• _EXERCISE GOAL_
Tally the lines of the listing that contain the word "Uncollected", then give the total and nothing else.

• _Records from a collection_
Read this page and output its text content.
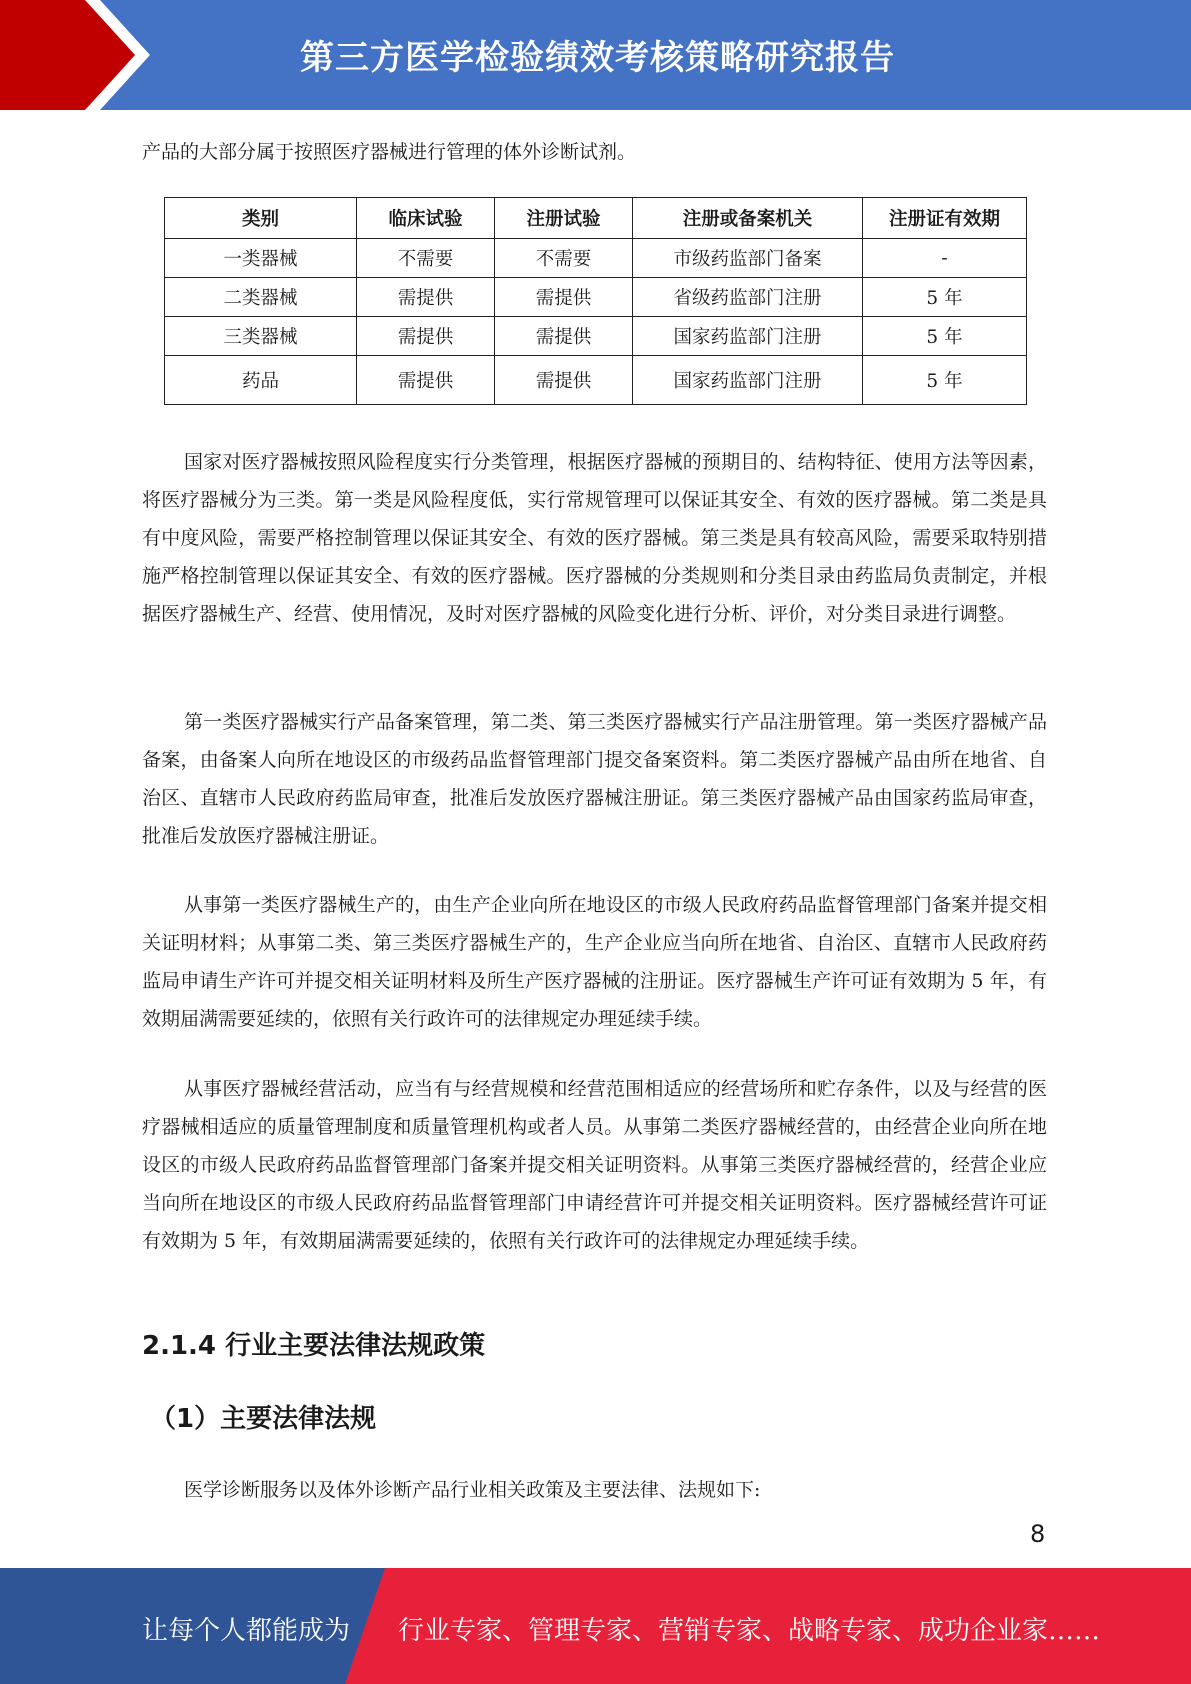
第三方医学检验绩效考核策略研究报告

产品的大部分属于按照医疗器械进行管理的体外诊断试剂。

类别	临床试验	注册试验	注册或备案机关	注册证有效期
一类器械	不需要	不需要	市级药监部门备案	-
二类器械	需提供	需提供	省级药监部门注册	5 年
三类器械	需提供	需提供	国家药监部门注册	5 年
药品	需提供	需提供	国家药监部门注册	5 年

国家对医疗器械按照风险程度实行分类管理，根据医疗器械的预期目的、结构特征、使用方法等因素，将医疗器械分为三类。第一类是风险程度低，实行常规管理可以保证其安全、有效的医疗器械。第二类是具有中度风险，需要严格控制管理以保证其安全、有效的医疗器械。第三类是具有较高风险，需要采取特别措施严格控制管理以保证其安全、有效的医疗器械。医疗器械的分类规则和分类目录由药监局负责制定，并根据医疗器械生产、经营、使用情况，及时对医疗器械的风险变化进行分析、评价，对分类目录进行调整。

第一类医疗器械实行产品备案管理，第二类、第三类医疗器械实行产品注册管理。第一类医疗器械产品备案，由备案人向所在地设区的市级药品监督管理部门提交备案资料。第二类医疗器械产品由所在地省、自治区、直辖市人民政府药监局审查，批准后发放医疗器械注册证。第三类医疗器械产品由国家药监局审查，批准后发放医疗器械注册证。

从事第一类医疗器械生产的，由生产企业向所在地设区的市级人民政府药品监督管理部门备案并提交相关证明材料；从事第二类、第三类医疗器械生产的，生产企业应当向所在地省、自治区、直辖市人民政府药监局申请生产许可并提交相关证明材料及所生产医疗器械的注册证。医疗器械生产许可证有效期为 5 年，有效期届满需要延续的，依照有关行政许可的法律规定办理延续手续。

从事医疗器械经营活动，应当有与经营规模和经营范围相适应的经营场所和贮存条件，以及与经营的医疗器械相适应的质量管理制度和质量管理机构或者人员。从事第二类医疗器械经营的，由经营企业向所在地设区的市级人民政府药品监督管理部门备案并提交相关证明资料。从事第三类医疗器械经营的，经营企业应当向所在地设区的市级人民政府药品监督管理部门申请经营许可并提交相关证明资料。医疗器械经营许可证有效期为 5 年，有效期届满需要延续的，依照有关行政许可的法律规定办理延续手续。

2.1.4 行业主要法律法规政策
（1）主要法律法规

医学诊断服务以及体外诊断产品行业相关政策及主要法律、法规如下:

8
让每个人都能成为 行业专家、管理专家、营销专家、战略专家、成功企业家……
* * *
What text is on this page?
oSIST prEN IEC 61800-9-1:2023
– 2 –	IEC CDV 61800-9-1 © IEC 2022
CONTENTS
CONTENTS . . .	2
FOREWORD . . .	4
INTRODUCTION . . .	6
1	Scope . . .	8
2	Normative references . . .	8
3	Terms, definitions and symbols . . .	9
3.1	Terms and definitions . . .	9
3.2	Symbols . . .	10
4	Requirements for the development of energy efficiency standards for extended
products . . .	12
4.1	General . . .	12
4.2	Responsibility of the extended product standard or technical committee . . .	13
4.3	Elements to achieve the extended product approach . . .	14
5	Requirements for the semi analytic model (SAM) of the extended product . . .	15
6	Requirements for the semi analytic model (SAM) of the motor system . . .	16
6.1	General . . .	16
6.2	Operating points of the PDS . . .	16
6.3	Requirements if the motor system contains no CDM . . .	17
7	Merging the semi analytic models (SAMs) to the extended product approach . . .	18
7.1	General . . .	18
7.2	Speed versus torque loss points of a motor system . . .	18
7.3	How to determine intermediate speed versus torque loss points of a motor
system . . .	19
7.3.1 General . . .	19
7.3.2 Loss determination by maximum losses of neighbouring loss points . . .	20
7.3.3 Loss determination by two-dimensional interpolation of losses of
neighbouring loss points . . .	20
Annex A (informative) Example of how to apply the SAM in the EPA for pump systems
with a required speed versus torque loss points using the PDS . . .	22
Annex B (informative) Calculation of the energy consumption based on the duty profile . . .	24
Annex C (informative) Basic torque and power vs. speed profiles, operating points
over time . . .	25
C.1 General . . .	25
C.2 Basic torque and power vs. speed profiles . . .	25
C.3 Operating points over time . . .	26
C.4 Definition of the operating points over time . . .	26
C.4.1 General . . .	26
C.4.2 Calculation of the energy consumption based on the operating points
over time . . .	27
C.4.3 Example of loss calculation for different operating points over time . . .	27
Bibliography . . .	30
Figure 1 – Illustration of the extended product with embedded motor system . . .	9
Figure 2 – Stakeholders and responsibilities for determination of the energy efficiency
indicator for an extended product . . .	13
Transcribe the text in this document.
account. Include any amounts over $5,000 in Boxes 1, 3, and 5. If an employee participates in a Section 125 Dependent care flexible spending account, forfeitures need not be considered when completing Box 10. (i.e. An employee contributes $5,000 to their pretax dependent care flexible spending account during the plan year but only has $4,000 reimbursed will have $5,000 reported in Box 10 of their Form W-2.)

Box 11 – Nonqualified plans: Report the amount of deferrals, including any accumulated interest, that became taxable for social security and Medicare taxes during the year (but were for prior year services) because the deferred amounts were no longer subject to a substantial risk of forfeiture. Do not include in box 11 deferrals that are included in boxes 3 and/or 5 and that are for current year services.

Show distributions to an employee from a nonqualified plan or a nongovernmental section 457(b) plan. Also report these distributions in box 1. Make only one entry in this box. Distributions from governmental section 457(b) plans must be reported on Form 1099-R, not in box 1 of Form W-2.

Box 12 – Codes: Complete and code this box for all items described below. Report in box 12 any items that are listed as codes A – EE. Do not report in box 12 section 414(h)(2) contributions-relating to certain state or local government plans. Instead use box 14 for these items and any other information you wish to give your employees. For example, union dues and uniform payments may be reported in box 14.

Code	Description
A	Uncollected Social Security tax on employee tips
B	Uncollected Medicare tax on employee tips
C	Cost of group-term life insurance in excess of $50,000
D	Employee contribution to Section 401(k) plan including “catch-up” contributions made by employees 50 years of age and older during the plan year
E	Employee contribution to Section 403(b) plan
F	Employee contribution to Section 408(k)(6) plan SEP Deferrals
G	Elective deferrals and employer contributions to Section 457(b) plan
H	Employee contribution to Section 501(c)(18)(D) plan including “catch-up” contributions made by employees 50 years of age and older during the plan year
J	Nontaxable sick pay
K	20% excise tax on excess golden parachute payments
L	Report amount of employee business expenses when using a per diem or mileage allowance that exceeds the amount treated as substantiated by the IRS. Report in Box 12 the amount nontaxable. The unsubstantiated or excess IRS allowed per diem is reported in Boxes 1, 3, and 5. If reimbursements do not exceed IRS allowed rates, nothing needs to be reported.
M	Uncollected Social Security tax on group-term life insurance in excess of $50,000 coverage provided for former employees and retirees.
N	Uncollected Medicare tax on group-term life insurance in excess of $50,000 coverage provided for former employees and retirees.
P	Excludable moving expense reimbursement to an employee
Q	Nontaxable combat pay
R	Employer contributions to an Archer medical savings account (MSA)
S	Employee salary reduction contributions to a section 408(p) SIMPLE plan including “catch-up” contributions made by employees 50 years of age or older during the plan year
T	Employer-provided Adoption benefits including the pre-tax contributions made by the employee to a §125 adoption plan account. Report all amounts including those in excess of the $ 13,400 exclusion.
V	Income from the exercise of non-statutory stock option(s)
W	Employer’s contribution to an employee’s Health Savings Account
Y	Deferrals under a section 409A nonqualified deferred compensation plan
--
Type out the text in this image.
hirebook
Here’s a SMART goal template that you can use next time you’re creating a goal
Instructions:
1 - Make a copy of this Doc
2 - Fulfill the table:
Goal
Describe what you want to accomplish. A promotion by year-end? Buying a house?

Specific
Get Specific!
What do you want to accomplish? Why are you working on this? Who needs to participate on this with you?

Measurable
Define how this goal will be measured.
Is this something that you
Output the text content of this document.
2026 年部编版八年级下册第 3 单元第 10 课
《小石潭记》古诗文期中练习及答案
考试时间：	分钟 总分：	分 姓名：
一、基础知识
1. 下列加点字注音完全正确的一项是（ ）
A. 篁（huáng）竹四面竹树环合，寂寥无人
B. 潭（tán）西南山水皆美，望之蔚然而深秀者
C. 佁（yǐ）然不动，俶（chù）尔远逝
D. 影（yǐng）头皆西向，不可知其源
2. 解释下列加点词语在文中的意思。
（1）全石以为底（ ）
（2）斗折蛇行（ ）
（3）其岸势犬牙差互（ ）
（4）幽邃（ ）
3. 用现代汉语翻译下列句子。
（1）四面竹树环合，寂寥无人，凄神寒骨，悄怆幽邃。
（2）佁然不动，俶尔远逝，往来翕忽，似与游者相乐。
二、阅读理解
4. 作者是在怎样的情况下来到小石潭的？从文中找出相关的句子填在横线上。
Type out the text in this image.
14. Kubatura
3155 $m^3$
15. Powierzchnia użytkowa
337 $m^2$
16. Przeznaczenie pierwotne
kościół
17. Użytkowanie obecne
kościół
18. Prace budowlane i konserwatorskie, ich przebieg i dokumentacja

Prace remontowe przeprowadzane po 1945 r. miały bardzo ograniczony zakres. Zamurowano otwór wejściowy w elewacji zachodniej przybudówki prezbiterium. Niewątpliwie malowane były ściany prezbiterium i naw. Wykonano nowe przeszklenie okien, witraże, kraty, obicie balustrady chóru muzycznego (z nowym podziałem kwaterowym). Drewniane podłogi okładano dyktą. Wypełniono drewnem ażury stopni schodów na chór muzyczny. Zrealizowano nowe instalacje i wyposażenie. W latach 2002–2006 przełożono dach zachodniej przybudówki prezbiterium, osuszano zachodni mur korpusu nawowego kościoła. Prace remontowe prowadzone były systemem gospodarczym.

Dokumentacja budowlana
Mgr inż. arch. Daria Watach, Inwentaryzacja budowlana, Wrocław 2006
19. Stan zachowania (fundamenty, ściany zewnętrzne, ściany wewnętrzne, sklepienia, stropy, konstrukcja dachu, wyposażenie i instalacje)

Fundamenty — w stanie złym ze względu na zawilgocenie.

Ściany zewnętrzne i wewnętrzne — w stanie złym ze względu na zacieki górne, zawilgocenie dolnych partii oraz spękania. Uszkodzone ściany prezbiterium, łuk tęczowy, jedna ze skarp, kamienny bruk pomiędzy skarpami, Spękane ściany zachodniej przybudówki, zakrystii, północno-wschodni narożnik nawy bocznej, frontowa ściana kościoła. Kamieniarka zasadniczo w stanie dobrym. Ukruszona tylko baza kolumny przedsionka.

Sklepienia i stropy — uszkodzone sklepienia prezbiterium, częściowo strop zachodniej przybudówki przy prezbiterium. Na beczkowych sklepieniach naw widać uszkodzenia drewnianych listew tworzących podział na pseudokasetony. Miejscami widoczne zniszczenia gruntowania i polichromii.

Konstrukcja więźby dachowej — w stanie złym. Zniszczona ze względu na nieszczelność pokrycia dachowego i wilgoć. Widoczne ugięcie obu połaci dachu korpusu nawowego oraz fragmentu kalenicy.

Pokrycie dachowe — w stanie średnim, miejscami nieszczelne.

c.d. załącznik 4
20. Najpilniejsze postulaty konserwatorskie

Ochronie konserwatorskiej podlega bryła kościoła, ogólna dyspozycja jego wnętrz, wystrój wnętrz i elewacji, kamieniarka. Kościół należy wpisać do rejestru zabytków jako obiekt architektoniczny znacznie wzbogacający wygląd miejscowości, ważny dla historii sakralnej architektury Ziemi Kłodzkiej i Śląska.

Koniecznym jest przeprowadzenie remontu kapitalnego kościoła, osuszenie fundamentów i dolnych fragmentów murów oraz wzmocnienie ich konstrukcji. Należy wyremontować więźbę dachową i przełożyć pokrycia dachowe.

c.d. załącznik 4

• _EXPECTED OUTPUT_
4